Reproduce the records below in full and without edits, omitting images.
-- start of LISTED ENTRIES --
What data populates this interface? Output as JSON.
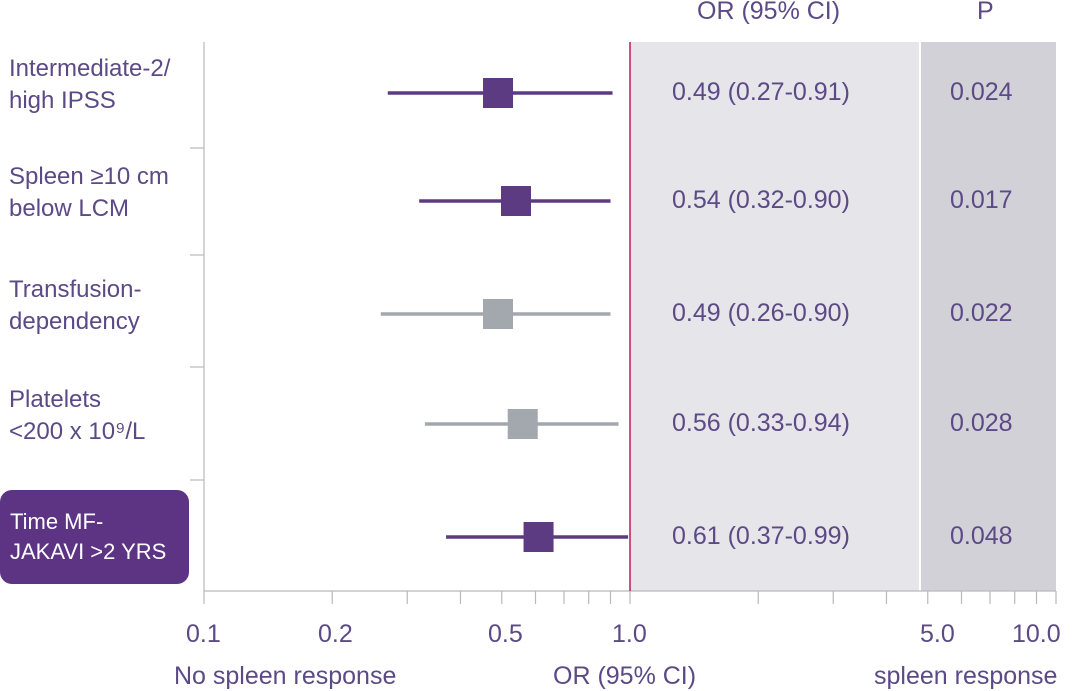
{
  "chart_data": {
    "type": "forest",
    "header": {
      "or_ci": "OR (95% CI)",
      "p": "P"
    },
    "x_axis": {
      "scale": "log",
      "range": [
        0.1,
        10.0
      ],
      "tick_labels": [
        {
          "value": 0.1,
          "label": "0.1"
        },
        {
          "value": 0.2,
          "label": "0.2"
        },
        {
          "value": 0.5,
          "label": "0.5"
        },
        {
          "value": 1.0,
          "label": "1.0"
        },
        {
          "value": 5.0,
          "label": "5.0"
        },
        {
          "value": 10.0,
          "label": "10.0"
        }
      ],
      "left_caption": "No spleen response",
      "center_caption": "OR (95% CI)",
      "right_caption": "spleen response"
    },
    "reference_line": 1.0,
    "rows": [
      {
        "label_lines": [
          "Intermediate-2/",
          "high IPSS"
        ],
        "or": 0.49,
        "ci_low": 0.27,
        "ci_high": 0.91,
        "or_ci_text": "0.49 (0.27-0.91)",
        "p_text": "0.024",
        "color": "#5d3b83",
        "highlight": false
      },
      {
        "label_lines": [
          "Spleen ≥10 cm",
          "below LCM"
        ],
        "or": 0.54,
        "ci_low": 0.32,
        "ci_high": 0.9,
        "or_ci_text": "0.54 (0.32-0.90)",
        "p_text": "0.017",
        "color": "#5d3b83",
        "highlight": false
      },
      {
        "label_lines": [
          "Transfusion-",
          "dependency"
        ],
        "or": 0.49,
        "ci_low": 0.26,
        "ci_high": 0.9,
        "or_ci_text": "0.49 (0.26-0.90)",
        "p_text": "0.022",
        "color": "#a3a7ae",
        "highlight": false
      },
      {
        "label_lines": [
          "Platelets",
          "<200 x 10⁹/L"
        ],
        "or": 0.56,
        "ci_low": 0.33,
        "ci_high": 0.94,
        "or_ci_text": "0.56 (0.33-0.94)",
        "p_text": "0.028",
        "color": "#a3a7ae",
        "highlight": false
      },
      {
        "label_lines": [
          "Time MF-",
          "JAKAVI >2 YRS"
        ],
        "or": 0.61,
        "ci_low": 0.37,
        "ci_high": 0.99,
        "or_ci_text": "0.61 (0.37-0.99)",
        "p_text": "0.048",
        "color": "#5d3b83",
        "highlight": true
      }
    ],
    "colors": {
      "text": "#5b4a86",
      "ref_line": "#c2185b",
      "or_panel": "#e6e5ea",
      "p_panel": "#d3d1d8",
      "highlight_bg": "#5d3384"
    }
  }
}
-- end of LISTED ENTRIES --
• EXERCISE RESPONSE
What data populates this interface? Output as JSON.
{
  "chart_data": {
    "type": "forest",
    "header": {
      "or_ci": "OR (95% CI)",
      "p": "P"
    },
    "x_axis": {
      "scale": "log",
      "range": [
        0.1,
        10.0
      ],
      "tick_labels": [
        {
          "value": 0.1,
          "label": "0.1"
        },
        {
          "value": 0.2,
          "label": "0.2"
        },
        {
          "value": 0.5,
          "label": "0.5"
        },
        {
          "value": 1.0,
          "label": "1.0"
        },
        {
          "value": 5.0,
          "label": "5.0"
        },
        {
          "value": 10.0,
          "label": "10.0"
        }
      ],
      "left_caption": "No spleen response",
      "center_caption": "OR (95% CI)",
      "right_caption": "spleen response"
    },
    "reference_line": 1.0,
    "rows": [
      {
        "label_lines": [
          "Intermediate-2/",
          "high IPSS"
        ],
        "or": 0.49,
        "ci_low": 0.27,
        "ci_high": 0.91,
        "or_ci_text": "0.49 (0.27-0.91)",
        "p_text": "0.024",
        "color": "#5d3b83",
        "highlight": false
      },
      {
        "label_lines": [
          "Spleen ≥10 cm",
          "below LCM"
        ],
        "or": 0.54,
        "ci_low": 0.32,
        "ci_high": 0.9,
        "or_ci_text": "0.54 (0.32-0.90)",
        "p_text": "0.017",
        "color": "#5d3b83",
        "highlight": false
      },
      {
        "label_lines": [
          "Transfusion-",
          "dependency"
        ],
        "or": 0.49,
        "ci_low": 0.26,
        "ci_high": 0.9,
        "or_ci_text": "0.49 (0.26-0.90)",
        "p_text": "0.022",
        "color": "#a3a7ae",
        "highlight": false
      },
      {
        "label_lines": [
          "Platelets",
          "<200 x 10⁹/L"
        ],
        "or": 0.56,
        "ci_low": 0.33,
        "ci_high": 0.94,
        "or_ci_text": "0.56 (0.33-0.94)",
        "p_text": "0.028",
        "color": "#a3a7ae",
        "highlight": false
      },
      {
        "label_lines": [
          "Time MF-",
          "JAKAVI >2 YRS"
        ],
        "or": 0.61,
        "ci_low": 0.37,
        "ci_high": 0.99,
        "or_ci_text": "0.61 (0.37-0.99)",
        "p_text": "0.048",
        "color": "#5d3b83",
        "highlight": true
      }
    ],
    "colors": {
      "text": "#5b4a86",
      "ref_line": "#c2185b",
      "or_panel": "#e6e5ea",
      "p_panel": "#d3d1d8",
      "highlight_bg": "#5d3384"
    }
  }
}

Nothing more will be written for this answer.